──────── Excerpted text ────────

Cikasa....hello and welcome to BoneSmart. I'm glad you joined us!
While I do agree that it is advisable to talk to a couple of doctors before making a decision on joint replacement surgery, I do not agree with other things in your post.
People CAN have major changes in a joint in 6 months. I'm a good example. I had arthroscopic surgery for a torn meniscus in February. In March my CT scan and xrays looked fairly good. By June I was bone on bone. Arthritis can do that....especially if a person has had previous knee or hip surgeries or injuries.
Firstly, there are no absolutes, and I was addressing the OP, to be on-topic. But honestly, having a prior soft-tissue repair case, if there is no post-op trauma involved, it is nearly impossible for the vast majority of those patients all-of-a-sudden, being a candidate for knee replacement resulting from OA (osteoarthritis); the most significant or common diagnosis. The OP, unless I missed it, did not mention prior surgeries or events, but I do understand that much for a minority can change.

──────── Data provided ────────

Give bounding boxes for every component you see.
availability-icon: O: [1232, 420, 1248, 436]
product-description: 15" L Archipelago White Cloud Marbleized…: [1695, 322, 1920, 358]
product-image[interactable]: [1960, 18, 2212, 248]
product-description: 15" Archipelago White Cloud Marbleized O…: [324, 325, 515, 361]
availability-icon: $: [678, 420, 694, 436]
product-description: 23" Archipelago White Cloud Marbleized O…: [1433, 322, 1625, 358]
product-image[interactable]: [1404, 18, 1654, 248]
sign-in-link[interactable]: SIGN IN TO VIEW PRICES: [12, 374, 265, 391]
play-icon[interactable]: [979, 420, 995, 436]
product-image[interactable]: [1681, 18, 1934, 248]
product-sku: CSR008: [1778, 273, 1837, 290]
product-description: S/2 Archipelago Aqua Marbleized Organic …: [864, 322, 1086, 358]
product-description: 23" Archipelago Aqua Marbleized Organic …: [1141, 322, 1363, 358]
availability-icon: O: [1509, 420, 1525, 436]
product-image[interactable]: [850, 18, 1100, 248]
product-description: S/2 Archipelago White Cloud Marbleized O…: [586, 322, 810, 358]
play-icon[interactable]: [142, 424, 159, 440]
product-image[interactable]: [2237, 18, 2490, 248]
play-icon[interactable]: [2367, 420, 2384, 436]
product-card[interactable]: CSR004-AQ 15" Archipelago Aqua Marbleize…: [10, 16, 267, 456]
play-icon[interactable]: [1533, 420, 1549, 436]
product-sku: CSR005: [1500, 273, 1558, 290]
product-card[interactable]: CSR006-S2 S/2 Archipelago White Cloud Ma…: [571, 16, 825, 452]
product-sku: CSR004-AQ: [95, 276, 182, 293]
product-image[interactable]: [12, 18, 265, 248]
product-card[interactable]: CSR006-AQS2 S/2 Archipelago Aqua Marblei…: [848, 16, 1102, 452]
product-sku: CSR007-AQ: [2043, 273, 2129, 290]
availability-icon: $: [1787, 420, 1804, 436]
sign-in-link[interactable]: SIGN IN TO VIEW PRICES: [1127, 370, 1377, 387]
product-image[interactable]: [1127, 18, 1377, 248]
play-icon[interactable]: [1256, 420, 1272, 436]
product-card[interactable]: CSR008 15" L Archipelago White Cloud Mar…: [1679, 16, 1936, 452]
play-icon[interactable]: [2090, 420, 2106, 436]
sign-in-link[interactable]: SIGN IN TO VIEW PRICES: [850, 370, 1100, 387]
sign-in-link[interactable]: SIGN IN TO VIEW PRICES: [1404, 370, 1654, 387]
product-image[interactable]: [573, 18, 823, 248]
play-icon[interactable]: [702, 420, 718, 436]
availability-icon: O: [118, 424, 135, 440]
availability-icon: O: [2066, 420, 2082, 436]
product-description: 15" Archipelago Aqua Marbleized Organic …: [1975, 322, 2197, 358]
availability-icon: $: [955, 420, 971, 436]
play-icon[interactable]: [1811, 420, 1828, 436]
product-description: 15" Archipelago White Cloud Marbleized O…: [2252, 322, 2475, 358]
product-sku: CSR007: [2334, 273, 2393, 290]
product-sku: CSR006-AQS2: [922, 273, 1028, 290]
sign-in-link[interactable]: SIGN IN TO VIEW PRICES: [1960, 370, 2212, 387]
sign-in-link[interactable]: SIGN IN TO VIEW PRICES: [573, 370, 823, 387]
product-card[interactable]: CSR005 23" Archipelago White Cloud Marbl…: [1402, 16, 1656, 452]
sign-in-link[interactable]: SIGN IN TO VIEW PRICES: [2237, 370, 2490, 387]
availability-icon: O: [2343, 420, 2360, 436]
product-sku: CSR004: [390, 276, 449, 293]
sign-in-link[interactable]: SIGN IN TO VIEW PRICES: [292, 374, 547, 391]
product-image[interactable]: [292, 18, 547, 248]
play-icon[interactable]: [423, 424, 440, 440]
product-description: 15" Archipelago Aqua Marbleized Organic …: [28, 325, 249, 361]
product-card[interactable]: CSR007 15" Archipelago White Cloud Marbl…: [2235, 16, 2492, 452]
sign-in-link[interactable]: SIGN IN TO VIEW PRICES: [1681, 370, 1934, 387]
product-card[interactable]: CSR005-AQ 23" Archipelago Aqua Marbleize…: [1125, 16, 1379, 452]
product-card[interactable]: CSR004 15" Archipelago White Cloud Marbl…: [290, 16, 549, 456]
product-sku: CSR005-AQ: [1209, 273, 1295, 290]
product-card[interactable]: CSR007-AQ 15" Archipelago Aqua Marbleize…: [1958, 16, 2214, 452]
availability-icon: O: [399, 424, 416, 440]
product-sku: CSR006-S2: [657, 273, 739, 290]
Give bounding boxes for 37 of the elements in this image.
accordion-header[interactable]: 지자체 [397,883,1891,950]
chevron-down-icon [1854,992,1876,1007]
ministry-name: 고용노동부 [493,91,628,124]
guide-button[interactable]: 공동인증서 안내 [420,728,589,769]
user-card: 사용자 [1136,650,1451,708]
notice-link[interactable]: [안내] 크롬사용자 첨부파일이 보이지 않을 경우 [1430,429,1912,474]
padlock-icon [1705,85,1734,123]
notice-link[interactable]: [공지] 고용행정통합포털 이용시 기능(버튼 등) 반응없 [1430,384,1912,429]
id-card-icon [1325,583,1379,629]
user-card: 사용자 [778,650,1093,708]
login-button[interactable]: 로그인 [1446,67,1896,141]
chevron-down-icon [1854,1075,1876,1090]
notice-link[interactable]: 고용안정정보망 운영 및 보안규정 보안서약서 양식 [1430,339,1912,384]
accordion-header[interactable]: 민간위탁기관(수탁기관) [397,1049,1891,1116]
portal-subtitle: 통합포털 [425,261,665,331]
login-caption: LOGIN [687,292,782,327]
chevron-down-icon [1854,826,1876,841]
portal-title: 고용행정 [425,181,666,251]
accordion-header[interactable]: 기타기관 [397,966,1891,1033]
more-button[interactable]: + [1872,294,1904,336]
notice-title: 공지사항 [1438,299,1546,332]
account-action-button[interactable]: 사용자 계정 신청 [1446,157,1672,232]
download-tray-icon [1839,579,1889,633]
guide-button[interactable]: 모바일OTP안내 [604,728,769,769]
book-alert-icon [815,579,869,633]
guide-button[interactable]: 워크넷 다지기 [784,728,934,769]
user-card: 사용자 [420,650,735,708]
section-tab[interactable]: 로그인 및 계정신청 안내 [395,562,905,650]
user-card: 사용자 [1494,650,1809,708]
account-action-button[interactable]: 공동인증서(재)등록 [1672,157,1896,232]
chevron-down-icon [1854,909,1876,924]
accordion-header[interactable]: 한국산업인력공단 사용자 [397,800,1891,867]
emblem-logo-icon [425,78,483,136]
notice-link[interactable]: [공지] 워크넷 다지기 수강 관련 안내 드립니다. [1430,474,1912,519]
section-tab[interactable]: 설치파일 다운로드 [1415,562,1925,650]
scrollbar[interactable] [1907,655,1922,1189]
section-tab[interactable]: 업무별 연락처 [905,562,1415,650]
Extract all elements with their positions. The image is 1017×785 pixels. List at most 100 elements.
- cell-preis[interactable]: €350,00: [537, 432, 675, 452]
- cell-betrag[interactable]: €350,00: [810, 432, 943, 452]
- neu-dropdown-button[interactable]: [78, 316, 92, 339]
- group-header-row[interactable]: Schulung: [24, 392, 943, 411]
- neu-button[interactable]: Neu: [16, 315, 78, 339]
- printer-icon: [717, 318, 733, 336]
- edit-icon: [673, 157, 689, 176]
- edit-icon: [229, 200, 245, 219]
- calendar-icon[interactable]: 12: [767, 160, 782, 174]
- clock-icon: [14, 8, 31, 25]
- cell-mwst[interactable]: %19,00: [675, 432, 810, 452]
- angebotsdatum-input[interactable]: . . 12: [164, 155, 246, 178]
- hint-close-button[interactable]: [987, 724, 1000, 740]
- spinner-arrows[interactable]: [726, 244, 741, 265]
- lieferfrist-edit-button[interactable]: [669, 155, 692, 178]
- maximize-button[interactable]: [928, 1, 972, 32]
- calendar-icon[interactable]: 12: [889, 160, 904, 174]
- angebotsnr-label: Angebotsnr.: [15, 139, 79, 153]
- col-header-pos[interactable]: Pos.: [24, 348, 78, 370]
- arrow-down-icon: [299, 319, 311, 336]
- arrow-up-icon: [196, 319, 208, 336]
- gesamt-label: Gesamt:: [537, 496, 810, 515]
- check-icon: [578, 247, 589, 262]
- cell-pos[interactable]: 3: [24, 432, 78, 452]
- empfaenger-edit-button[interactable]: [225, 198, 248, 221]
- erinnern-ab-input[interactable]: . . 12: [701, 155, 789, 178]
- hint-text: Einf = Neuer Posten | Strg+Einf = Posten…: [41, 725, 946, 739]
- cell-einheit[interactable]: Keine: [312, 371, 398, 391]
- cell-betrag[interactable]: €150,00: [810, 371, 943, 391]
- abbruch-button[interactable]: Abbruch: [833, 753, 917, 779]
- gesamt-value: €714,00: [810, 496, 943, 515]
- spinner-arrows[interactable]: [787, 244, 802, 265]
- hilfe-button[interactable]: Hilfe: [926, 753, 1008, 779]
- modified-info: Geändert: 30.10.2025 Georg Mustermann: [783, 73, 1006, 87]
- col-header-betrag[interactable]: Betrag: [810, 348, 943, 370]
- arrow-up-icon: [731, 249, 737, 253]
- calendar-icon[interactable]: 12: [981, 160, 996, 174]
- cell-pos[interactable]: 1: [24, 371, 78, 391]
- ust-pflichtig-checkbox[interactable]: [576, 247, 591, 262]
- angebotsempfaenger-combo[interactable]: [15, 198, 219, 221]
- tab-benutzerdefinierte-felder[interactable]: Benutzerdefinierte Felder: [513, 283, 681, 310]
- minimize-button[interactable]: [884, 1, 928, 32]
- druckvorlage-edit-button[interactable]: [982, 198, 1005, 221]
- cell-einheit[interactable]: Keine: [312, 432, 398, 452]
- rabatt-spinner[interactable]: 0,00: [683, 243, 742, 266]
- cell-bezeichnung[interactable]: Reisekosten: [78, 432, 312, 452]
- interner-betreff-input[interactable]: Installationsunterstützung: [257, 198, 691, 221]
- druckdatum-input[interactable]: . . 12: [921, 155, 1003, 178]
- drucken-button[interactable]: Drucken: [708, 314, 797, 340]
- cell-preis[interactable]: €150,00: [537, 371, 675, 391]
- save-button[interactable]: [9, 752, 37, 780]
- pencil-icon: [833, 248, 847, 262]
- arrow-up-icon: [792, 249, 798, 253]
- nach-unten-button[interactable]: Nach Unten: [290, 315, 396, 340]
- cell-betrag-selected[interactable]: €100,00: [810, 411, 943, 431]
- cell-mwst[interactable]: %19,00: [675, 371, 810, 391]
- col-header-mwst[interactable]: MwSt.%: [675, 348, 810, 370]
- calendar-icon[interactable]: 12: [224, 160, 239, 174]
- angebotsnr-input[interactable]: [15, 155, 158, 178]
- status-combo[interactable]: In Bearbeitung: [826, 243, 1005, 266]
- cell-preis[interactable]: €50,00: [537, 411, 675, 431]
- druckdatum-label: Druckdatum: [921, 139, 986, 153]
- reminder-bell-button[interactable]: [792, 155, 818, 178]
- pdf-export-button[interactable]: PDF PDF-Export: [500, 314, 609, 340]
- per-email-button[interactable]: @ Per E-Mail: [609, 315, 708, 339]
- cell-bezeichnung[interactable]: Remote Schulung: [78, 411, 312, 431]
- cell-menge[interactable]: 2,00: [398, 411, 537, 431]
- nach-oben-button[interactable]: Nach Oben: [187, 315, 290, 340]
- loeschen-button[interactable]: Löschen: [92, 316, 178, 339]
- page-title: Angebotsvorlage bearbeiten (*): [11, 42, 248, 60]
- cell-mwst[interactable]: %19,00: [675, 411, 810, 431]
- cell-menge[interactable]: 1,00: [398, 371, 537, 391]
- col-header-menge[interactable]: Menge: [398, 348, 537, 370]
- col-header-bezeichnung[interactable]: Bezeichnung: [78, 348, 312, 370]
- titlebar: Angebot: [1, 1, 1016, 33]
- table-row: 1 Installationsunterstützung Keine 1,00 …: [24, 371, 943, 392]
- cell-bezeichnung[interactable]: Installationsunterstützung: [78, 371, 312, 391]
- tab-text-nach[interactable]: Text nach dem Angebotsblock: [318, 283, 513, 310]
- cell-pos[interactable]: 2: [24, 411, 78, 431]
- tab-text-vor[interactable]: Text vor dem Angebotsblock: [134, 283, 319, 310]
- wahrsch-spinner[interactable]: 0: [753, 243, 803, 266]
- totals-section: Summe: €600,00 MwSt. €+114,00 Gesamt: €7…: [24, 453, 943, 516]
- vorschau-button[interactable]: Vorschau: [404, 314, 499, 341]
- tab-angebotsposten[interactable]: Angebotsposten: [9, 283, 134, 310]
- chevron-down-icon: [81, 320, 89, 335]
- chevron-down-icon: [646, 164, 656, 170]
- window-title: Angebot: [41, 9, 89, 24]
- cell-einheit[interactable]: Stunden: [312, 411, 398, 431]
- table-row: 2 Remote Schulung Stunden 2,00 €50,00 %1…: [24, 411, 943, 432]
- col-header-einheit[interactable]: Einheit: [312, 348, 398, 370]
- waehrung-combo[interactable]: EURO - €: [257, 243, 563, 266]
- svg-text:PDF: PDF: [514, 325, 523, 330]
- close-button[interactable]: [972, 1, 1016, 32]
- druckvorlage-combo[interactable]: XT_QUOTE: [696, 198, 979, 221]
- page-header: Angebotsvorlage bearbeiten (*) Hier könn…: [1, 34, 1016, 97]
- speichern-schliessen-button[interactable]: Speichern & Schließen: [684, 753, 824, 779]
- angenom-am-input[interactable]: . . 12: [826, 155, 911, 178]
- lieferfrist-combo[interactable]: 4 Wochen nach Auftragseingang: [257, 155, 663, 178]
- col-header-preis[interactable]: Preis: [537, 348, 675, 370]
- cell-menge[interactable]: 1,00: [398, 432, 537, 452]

────────

#### [What this exercise asks]
- A) Rewrite the forum post about joint replacement from "Cikasa....hello and welcome" to "in your post.", putting "surgeons" in place of "doctors".
- B) Extend the forum post about joint replacement, picking up right after its final sentence.
The records have nothing to do with the text.

#### [Answers to this exercise]
- A)
Cikasa....hello and welcome to BoneSmart. I'm glad you joined us!
While I do agree that it is advisable to talk to a couple of surgeons before making a decision on joint replacement surgery, I do not agree with other things in your post.

- B)
So, they having a prior debridement or repair for a meniscal tear is hardly a reason. In other words, a prior surgery, such as repair of a meniscus is 'not' a risk factor for increased cartilage degradation associated with osteoarthritis.
However, trauma can be, and eventhough an x-ray, as I mentioned, might show signs of osteoarthritis, such as more than 80% of people over the age of 50 have some evidence of osteoarthritis on x-ray, but have no symptoms. Much of the time asymptomatic arent operated on for OA just because they show signs.
It is quite common for surgeons to request that you agree to a TKR prior to surgery if he or she deems it necessary once they are in there. This is where you must have trust in your doctor.....that they know their stuff and will do the right thing for your particular situation. To each his own, but I would MUCH rather have ONE surgery and go on with my life if the doctor saw arthritis developing in another compartment in my knee. Sometimes they can ONLY see this firsthand...not from any scan or film.
And this is where consultation comes in. Every surgery you undergo for a TKR remvoves bone (most companies require this) in order for the surgeon to sculpt your anatomy to fit a generic off-the-shelf implant. Regardless of what fancy marketing name the implant has (for most big companies), the end-result is your getting an off-shelf-implant whereby your bone is being removed for proper fit of an implant.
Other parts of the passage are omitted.